### To be done
Word for word, restate every line of the listing that follows.

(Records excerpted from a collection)
--------------------------------
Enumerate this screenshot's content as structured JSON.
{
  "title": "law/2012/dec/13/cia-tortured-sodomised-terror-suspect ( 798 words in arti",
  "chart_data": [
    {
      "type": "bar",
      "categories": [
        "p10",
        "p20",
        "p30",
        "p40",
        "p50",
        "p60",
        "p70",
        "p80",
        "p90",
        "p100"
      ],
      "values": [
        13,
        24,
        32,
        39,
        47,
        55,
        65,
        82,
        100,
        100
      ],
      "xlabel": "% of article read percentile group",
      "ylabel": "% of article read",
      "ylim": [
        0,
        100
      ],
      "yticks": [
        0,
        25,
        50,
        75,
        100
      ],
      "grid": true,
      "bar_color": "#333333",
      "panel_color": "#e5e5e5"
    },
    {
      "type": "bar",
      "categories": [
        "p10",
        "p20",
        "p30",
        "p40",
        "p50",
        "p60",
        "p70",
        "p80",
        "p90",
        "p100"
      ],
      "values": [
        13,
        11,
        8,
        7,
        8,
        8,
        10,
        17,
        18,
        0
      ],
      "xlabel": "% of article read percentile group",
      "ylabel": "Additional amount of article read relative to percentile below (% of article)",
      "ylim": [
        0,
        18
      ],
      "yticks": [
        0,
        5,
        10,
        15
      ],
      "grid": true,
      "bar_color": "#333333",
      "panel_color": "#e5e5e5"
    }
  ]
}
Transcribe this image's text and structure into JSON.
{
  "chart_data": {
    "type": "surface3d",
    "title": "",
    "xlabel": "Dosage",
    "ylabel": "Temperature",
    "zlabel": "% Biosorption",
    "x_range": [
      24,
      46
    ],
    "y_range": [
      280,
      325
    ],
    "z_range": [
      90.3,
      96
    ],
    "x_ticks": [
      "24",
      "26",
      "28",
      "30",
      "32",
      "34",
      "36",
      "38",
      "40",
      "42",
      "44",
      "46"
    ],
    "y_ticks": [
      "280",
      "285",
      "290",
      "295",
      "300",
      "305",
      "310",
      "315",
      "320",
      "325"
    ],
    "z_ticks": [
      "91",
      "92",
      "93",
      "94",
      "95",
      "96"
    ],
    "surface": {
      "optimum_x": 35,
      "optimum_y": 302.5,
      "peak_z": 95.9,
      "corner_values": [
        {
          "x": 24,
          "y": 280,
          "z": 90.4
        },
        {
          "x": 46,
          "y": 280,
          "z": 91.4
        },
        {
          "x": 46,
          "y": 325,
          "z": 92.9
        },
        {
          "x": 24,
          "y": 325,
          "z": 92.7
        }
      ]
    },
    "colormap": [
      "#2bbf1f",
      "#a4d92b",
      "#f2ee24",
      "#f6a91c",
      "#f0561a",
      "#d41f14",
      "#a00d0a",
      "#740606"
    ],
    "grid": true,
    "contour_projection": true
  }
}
--------------------------------
### Final result
Enumerate this screenshot's content as structured JSON.
{
  "title": "law/2012/dec/13/cia-tortured-sodomised-terror-suspect ( 798 words in arti",
  "chart_data": [
    {
      "type": "bar",
      "categories": [
        "p10",
        "p20",
        "p30",
        "p40",
        "p50",
        "p60",
        "p70",
        "p80",
        "p90",
        "p100"
      ],
      "values": [
        13,
        24,
        32,
        39,
        47,
        55,
        65,
        82,
        100,
        100
      ],
      "xlabel": "% of article read percentile group",
      "ylabel": "% of article read",
      "ylim": [
        0,
        100
      ],
      "yticks": [
        0,
        25,
        50,
        75,
        100
      ],
      "grid": true,
      "bar_color": "#333333",
      "panel_color": "#e5e5e5"
    },
    {
      "type": "bar",
      "categories": [
        "p10",
        "p20",
        "p30",
        "p40",
        "p50",
        "p60",
        "p70",
        "p80",
        "p90",
        "p100"
      ],
      "values": [
        13,
        11,
        8,
        7,
        8,
        8,
        10,
        17,
        18,
        0
      ],
      "xlabel": "% of article read percentile group",
      "ylabel": "Additional amount of article read relative to percentile below (% of article)",
      "ylim": [
        0,
        18
      ],
      "yticks": [
        0,
        5,
        10,
        15
      ],
      "grid": true,
      "bar_color": "#333333",
      "panel_color": "#e5e5e5"
    }
  ]
}
Transcribe this image's text and structure into JSON.
{
  "chart_data": {
    "type": "surface3d",
    "title": "",
    "xlabel": "Dosage",
    "ylabel": "Temperature",
    "zlabel": "% Biosorption",
    "x_range": [
      24,
      46
    ],
    "y_range": [
      280,
      325
    ],
    "z_range": [
      90.3,
      96
    ],
    "x_ticks": [
      "24",
      "26",
      "28",
      "30",
      "32",
      "34",
      "36",
      "38",
      "40",
      "42",
      "44",
      "46"
    ],
    "y_ticks": [
      "280",
      "285",
      "290",
      "295",
      "300",
      "305",
      "310",
      "315",
      "320",
      "325"
    ],
    "z_ticks": [
      "91",
      "92",
      "93",
      "94",
      "95",
      "96"
    ],
    "surface": {
      "optimum_x": 35,
      "optimum_y": 302.5,
      "peak_z": 95.9,
      "corner_values": [
        {
          "x": 24,
          "y": 280,
          "z": 90.4
        },
        {
          "x": 46,
          "y": 280,
          "z": 91.4
        },
        {
          "x": 46,
          "y": 325,
          "z": 92.9
        },
        {
          "x": 24,
          "y": 325,
          "z": 92.7
        }
      ]
    },
    "colormap": [
      "#2bbf1f",
      "#a4d92b",
      "#f2ee24",
      "#f6a91c",
      "#f0561a",
      "#d41f14",
      "#a00d0a",
      "#740606"
    ],
    "grid": true,
    "contour_projection": true
  }
}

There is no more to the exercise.